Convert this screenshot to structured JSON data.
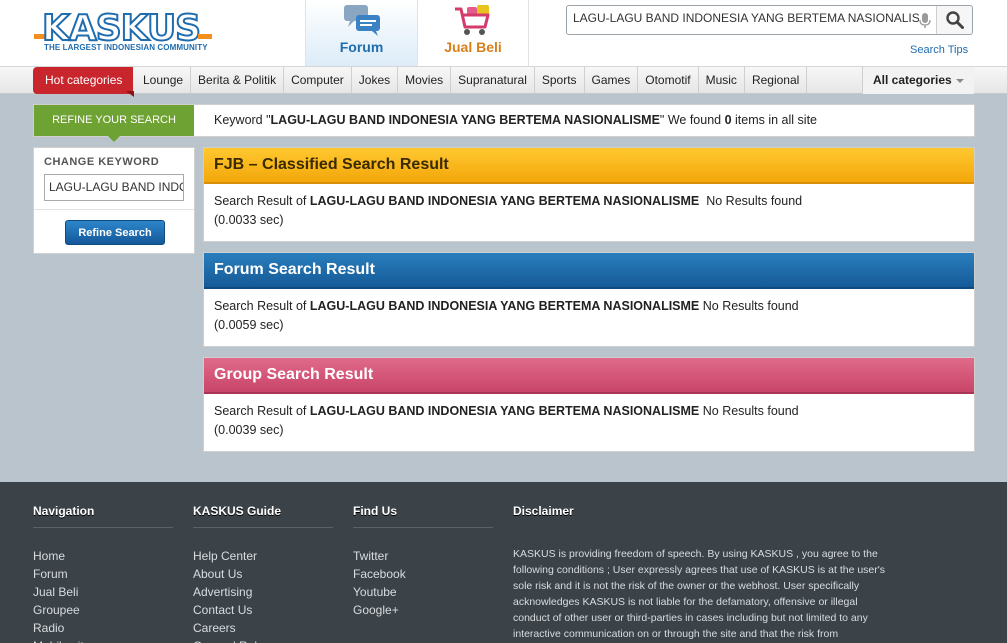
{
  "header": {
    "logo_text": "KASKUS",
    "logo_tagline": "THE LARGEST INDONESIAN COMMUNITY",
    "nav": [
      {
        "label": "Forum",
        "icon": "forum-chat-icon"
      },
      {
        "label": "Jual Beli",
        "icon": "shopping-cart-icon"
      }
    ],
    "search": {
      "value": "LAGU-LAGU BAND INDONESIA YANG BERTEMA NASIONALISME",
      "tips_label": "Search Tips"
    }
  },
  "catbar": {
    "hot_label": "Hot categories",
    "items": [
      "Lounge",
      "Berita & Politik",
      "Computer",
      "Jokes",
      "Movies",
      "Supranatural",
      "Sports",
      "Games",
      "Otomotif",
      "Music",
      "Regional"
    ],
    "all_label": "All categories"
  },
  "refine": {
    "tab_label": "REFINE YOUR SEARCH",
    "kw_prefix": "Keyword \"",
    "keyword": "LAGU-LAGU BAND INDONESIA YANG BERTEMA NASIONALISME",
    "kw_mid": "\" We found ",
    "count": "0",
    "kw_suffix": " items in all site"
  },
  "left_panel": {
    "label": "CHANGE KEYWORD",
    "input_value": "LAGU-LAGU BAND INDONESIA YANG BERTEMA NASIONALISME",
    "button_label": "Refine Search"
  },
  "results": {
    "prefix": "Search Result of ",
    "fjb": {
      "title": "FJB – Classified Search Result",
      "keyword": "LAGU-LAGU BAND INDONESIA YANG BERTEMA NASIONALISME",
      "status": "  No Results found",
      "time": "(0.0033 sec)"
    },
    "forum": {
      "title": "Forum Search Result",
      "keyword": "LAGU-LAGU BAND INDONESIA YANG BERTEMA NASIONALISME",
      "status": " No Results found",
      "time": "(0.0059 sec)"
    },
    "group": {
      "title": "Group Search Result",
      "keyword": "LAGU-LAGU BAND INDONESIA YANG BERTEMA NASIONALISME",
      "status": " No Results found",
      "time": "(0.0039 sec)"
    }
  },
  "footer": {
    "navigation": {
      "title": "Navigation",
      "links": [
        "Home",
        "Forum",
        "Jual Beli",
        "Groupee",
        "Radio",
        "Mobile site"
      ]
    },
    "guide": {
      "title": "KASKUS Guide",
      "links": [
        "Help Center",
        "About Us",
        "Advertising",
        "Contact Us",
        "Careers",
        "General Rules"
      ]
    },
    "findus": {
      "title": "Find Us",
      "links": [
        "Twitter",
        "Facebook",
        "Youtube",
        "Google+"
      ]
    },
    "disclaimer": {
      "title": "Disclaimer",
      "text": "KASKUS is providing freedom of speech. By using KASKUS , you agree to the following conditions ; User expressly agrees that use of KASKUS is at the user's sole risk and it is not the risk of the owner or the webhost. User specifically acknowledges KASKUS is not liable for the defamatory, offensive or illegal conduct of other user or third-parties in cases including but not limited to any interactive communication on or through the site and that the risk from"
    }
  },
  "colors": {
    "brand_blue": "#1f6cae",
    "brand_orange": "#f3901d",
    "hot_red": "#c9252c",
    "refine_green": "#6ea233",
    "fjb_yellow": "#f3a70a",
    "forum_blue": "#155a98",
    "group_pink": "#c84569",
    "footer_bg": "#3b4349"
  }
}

**TASK INSTRUCTIONS**.
From the entries above, output every line exactly and omit any image.

**TASK RESULT**.
Convert this screenshot to structured JSON data.
{
  "header": {
    "logo_text": "KASKUS",
    "logo_tagline": "THE LARGEST INDONESIAN COMMUNITY",
    "nav": [
      {
        "label": "Forum",
        "icon": "forum-chat-icon"
      },
      {
        "label": "Jual Beli",
        "icon": "shopping-cart-icon"
      }
    ],
    "search": {
      "value": "LAGU-LAGU BAND INDONESIA YANG BERTEMA NASIONALISME",
      "tips_label": "Search Tips"
    }
  },
  "catbar": {
    "hot_label": "Hot categories",
    "items": [
      "Lounge",
      "Berita & Politik",
      "Computer",
      "Jokes",
      "Movies",
      "Supranatural",
      "Sports",
      "Games",
      "Otomotif",
      "Music",
      "Regional"
    ],
    "all_label": "All categories"
  },
  "refine": {
    "tab_label": "REFINE YOUR SEARCH",
    "kw_prefix": "Keyword \"",
    "keyword": "LAGU-LAGU BAND INDONESIA YANG BERTEMA NASIONALISME",
    "kw_mid": "\" We found ",
    "count": "0",
    "kw_suffix": " items in all site"
  },
  "left_panel": {
    "label": "CHANGE KEYWORD",
    "input_value": "LAGU-LAGU BAND INDONESIA YANG BERTEMA NASIONALISME",
    "button_label": "Refine Search"
  },
  "results": {
    "prefix": "Search Result of ",
    "fjb": {
      "title": "FJB – Classified Search Result",
      "keyword": "LAGU-LAGU BAND INDONESIA YANG BERTEMA NASIONALISME",
      "status": "  No Results found",
      "time": "(0.0033 sec)"
    },
    "forum": {
      "title": "Forum Search Result",
      "keyword": "LAGU-LAGU BAND INDONESIA YANG BERTEMA NASIONALISME",
      "status": " No Results found",
      "time": "(0.0059 sec)"
    },
    "group": {
      "title": "Group Search Result",
      "keyword": "LAGU-LAGU BAND INDONESIA YANG BERTEMA NASIONALISME",
      "status": " No Results found",
      "time": "(0.0039 sec)"
    }
  },
  "footer": {
    "navigation": {
      "title": "Navigation",
      "links": [
        "Home",
        "Forum",
        "Jual Beli",
        "Groupee",
        "Radio",
        "Mobile site"
      ]
    },
    "guide": {
      "title": "KASKUS Guide",
      "links": [
        "Help Center",
        "About Us",
        "Advertising",
        "Contact Us",
        "Careers",
        "General Rules"
      ]
    },
    "findus": {
      "title": "Find Us",
      "links": [
        "Twitter",
        "Facebook",
        "Youtube",
        "Google+"
      ]
    },
    "disclaimer": {
      "title": "Disclaimer",
      "text": "KASKUS is providing freedom of speech. By using KASKUS , you agree to the following conditions ; User expressly agrees that use of KASKUS is at the user's sole risk and it is not the risk of the owner or the webhost. User specifically acknowledges KASKUS is not liable for the defamatory, offensive or illegal conduct of other user or third-parties in cases including but not limited to any interactive communication on or through the site and that the risk from"
    }
  },
  "colors": {
    "brand_blue": "#1f6cae",
    "brand_orange": "#f3901d",
    "hot_red": "#c9252c",
    "refine_green": "#6ea233",
    "fjb_yellow": "#f3a70a",
    "forum_blue": "#155a98",
    "group_pink": "#c84569",
    "footer_bg": "#3b4349"
  }
}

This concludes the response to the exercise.